▶ _Task to complete_: Find all lines in the records that include the word "Server", and copy them out.

▶ _Dataset content_:
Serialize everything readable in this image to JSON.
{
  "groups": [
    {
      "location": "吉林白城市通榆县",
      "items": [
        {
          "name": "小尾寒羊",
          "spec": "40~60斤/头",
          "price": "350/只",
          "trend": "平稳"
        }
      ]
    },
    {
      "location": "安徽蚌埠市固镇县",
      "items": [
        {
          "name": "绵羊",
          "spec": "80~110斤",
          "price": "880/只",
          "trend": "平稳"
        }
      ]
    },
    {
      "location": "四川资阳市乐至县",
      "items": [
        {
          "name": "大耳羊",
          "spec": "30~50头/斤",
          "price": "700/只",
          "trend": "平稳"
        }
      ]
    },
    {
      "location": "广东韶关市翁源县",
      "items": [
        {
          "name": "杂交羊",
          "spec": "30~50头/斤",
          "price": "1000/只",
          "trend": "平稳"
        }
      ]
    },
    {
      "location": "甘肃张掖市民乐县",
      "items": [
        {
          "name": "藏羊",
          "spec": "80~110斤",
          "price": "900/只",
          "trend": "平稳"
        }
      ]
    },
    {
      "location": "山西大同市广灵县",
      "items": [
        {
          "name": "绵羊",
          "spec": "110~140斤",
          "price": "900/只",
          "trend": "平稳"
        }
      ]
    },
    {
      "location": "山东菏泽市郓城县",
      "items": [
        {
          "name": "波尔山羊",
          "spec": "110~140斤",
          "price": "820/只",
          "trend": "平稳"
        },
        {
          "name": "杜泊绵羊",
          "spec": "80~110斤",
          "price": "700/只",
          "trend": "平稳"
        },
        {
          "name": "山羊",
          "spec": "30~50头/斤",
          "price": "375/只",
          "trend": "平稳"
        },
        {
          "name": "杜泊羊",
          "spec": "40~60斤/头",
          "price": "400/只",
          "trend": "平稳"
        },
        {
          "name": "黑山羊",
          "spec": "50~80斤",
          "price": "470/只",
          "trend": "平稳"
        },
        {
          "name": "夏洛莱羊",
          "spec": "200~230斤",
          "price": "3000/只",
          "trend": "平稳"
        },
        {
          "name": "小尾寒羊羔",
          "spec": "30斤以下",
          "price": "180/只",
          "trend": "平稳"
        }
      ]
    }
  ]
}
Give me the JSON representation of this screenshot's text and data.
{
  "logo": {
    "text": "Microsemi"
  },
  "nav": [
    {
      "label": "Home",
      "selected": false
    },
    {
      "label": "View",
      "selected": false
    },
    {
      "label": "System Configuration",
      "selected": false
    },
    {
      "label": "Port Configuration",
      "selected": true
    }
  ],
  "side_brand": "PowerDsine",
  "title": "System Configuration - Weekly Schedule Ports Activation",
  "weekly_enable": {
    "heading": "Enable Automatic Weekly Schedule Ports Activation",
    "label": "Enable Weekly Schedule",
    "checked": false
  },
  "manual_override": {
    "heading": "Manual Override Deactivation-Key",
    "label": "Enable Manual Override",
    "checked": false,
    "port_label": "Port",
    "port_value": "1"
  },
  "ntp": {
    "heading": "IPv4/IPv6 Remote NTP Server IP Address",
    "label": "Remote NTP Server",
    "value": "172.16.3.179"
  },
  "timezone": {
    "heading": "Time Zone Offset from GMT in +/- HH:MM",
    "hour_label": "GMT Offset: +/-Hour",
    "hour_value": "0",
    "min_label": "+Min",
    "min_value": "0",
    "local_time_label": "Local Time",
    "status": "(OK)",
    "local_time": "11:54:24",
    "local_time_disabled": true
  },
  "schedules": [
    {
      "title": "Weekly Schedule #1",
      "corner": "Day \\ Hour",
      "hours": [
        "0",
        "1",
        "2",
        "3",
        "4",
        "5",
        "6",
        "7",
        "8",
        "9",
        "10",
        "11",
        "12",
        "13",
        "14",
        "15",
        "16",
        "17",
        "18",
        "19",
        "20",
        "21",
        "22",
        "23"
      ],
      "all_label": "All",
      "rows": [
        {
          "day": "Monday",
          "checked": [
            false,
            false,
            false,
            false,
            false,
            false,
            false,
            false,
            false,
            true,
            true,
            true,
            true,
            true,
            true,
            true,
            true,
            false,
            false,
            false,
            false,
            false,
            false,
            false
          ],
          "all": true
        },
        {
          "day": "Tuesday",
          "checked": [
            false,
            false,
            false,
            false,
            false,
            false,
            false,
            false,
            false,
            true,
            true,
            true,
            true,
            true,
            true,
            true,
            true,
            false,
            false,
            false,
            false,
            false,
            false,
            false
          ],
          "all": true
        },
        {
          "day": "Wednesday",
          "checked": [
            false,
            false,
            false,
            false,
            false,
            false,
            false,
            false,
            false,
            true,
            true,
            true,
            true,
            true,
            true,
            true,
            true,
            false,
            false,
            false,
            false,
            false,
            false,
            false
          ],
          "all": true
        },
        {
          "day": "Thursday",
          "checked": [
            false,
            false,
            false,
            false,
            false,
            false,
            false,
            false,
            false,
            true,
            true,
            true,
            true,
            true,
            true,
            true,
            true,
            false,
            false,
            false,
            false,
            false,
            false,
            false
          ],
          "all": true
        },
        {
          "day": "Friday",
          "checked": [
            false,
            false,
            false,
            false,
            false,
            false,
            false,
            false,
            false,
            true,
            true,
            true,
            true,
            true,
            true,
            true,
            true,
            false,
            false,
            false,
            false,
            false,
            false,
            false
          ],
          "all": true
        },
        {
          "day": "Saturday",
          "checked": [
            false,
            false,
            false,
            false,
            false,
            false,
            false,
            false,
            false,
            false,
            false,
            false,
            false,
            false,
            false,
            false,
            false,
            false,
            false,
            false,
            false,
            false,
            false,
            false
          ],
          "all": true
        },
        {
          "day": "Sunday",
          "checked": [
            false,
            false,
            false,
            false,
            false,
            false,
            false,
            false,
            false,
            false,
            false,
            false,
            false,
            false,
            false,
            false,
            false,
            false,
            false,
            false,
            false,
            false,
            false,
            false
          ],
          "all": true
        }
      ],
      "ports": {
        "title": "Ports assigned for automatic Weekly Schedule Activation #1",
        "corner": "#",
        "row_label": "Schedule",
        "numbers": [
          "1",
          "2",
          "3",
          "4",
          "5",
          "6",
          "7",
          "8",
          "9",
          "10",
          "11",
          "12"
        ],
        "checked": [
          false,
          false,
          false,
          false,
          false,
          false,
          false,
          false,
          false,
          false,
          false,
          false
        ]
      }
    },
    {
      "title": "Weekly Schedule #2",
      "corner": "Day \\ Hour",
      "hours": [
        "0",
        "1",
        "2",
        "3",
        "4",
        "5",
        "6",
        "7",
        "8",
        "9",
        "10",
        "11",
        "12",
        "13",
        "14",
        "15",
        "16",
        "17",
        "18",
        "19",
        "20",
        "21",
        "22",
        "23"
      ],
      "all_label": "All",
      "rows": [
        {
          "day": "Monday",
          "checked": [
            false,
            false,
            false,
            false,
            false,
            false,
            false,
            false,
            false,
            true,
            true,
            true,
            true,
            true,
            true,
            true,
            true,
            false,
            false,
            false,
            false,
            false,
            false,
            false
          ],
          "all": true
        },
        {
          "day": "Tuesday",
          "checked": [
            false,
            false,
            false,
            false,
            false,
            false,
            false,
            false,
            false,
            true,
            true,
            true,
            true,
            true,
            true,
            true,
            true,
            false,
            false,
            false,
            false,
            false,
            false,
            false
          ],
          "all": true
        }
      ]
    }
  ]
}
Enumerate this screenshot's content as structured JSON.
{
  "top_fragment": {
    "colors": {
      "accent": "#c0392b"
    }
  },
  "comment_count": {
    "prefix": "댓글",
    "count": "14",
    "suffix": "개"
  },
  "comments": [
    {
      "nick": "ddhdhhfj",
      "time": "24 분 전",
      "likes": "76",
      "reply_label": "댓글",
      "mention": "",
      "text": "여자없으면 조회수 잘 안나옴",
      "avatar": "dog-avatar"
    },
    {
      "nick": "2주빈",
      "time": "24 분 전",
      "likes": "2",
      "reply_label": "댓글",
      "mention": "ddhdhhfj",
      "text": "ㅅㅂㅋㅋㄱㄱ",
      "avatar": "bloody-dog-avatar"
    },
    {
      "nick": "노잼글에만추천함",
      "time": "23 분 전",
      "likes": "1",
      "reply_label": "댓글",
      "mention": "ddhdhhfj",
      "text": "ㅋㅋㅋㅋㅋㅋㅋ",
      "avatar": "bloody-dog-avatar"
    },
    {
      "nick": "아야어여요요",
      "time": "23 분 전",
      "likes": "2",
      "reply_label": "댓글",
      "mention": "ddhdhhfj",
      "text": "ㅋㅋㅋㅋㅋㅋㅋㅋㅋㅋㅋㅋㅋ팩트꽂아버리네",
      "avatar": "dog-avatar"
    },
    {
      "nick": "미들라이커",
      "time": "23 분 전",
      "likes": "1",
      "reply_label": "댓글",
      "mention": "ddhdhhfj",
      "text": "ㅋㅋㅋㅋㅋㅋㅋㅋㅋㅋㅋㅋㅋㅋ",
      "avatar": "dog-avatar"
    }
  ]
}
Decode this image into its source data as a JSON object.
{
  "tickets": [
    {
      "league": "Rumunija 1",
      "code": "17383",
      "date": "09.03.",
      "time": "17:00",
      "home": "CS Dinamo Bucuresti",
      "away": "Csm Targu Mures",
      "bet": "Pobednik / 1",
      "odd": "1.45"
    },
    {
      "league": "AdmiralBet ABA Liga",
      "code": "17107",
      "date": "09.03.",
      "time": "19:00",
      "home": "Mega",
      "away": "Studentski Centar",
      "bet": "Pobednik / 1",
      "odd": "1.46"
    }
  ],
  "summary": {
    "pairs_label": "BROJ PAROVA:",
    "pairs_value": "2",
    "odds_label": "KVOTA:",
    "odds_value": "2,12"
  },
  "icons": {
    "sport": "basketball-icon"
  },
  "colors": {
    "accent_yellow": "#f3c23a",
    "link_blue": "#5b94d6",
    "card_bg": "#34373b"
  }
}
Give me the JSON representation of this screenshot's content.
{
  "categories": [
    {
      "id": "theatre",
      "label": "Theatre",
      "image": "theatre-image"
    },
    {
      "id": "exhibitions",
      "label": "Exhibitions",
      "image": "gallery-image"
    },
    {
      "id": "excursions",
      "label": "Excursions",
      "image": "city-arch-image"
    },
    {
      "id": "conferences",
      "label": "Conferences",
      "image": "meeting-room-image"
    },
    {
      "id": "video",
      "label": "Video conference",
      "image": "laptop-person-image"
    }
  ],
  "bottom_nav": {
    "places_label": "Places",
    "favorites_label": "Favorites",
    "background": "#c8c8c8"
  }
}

▶ _Result_:
    "heading": "IPv4/IPv6 Remote NTP Server IP Address",
    "label": "Remote NTP Server",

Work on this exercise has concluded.